> _PROBLEM STATEMENT_
Within the listing below, locate all lines containing the word "Total". Copy each one.

---

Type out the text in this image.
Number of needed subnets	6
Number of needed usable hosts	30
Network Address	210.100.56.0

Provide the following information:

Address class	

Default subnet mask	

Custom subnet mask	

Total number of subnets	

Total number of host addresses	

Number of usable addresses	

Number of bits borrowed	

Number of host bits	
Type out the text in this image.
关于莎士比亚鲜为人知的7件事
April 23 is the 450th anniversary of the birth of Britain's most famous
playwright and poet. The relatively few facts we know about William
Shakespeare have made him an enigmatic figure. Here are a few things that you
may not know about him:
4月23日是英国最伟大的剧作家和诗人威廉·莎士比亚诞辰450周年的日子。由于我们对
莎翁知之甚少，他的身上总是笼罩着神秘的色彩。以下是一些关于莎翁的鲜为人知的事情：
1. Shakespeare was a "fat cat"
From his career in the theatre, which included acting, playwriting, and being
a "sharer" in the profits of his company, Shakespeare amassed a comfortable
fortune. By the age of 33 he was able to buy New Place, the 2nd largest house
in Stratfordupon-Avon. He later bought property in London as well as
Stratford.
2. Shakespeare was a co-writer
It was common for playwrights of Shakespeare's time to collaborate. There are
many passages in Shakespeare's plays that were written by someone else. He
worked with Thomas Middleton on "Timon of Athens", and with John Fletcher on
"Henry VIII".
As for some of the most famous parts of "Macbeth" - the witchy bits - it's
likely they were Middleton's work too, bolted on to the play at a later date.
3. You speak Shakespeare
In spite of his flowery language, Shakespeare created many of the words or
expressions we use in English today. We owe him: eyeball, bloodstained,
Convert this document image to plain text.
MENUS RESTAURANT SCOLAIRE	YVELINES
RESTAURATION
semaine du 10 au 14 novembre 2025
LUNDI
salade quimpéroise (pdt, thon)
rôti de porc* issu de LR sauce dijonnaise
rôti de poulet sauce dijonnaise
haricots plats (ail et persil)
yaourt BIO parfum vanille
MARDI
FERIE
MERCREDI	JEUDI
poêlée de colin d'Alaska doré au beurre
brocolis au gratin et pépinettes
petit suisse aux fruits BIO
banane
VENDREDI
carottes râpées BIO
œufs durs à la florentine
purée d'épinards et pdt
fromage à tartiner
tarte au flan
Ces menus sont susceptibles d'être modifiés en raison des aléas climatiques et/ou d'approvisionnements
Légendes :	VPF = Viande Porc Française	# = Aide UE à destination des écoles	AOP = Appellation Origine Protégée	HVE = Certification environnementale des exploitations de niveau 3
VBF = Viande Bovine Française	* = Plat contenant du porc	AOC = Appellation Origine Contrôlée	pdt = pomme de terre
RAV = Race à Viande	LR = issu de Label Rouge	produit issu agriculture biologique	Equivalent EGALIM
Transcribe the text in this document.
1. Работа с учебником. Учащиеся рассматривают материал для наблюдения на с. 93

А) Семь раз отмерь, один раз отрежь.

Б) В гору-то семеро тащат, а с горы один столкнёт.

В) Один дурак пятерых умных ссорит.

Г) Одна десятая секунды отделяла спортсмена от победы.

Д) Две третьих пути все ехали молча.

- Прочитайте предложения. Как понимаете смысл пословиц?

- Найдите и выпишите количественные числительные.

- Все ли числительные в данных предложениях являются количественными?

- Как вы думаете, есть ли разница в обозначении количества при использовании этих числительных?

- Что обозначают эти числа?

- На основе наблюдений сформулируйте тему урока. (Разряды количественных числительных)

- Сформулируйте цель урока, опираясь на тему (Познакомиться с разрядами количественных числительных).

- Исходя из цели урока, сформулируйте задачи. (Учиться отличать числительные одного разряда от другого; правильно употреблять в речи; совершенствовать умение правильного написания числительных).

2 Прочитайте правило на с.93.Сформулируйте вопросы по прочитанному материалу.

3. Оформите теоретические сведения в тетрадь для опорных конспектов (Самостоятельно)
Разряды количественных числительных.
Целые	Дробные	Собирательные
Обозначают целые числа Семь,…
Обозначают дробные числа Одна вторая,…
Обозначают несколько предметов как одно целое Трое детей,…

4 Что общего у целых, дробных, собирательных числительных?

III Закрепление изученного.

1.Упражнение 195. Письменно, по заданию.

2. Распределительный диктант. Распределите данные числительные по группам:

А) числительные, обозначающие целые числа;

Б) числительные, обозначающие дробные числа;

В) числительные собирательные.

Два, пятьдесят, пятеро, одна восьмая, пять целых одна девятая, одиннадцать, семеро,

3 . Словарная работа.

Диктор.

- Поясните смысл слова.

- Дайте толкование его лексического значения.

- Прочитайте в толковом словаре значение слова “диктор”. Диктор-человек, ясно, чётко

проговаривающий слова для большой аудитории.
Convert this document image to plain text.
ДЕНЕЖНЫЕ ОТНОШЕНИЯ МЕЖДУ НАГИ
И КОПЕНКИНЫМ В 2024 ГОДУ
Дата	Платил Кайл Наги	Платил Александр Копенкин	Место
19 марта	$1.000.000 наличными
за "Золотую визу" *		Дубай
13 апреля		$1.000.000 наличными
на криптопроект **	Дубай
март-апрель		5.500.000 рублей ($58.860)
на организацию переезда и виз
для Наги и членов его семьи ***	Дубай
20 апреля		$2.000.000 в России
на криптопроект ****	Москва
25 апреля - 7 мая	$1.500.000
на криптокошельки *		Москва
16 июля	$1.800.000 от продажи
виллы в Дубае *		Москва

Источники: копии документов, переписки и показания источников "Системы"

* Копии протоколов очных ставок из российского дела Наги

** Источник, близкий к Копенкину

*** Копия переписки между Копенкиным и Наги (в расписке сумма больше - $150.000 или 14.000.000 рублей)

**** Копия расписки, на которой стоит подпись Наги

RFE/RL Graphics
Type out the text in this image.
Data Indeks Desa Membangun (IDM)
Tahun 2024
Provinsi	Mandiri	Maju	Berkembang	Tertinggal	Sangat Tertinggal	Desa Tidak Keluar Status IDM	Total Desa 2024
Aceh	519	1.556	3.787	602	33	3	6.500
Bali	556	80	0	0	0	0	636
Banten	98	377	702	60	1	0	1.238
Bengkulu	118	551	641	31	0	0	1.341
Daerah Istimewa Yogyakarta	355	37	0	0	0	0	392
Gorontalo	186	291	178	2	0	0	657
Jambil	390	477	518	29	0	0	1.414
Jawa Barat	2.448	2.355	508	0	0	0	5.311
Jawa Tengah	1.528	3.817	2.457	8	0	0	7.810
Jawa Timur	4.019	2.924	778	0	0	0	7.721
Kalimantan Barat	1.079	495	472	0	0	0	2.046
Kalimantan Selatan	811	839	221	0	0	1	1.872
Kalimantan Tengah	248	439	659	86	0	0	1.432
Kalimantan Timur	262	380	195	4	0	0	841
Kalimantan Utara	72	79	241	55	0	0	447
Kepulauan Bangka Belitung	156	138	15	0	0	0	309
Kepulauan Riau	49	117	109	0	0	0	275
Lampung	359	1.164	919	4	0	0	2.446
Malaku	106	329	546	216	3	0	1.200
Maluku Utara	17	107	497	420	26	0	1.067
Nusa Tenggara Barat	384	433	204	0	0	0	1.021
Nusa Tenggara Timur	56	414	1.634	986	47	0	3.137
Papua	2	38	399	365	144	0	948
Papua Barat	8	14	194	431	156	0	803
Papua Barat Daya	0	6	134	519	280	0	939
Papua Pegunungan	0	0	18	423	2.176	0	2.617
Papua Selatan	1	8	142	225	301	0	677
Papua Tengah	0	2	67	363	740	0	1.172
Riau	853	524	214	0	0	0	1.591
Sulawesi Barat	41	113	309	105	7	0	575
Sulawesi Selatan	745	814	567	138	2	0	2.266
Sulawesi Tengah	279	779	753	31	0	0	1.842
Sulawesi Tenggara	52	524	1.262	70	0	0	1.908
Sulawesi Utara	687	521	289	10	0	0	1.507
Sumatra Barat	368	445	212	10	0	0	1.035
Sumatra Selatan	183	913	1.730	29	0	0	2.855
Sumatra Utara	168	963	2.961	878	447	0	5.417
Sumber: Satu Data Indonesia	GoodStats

---

> _IN RESPONSE_
Total number of subnets	
Total number of host addresses	
Provinsi	Mandiri	Maju	Berkembang	Tertinggal	Sangat Tertinggal	Desa Tidak Keluar Status IDM	Total Desa 2024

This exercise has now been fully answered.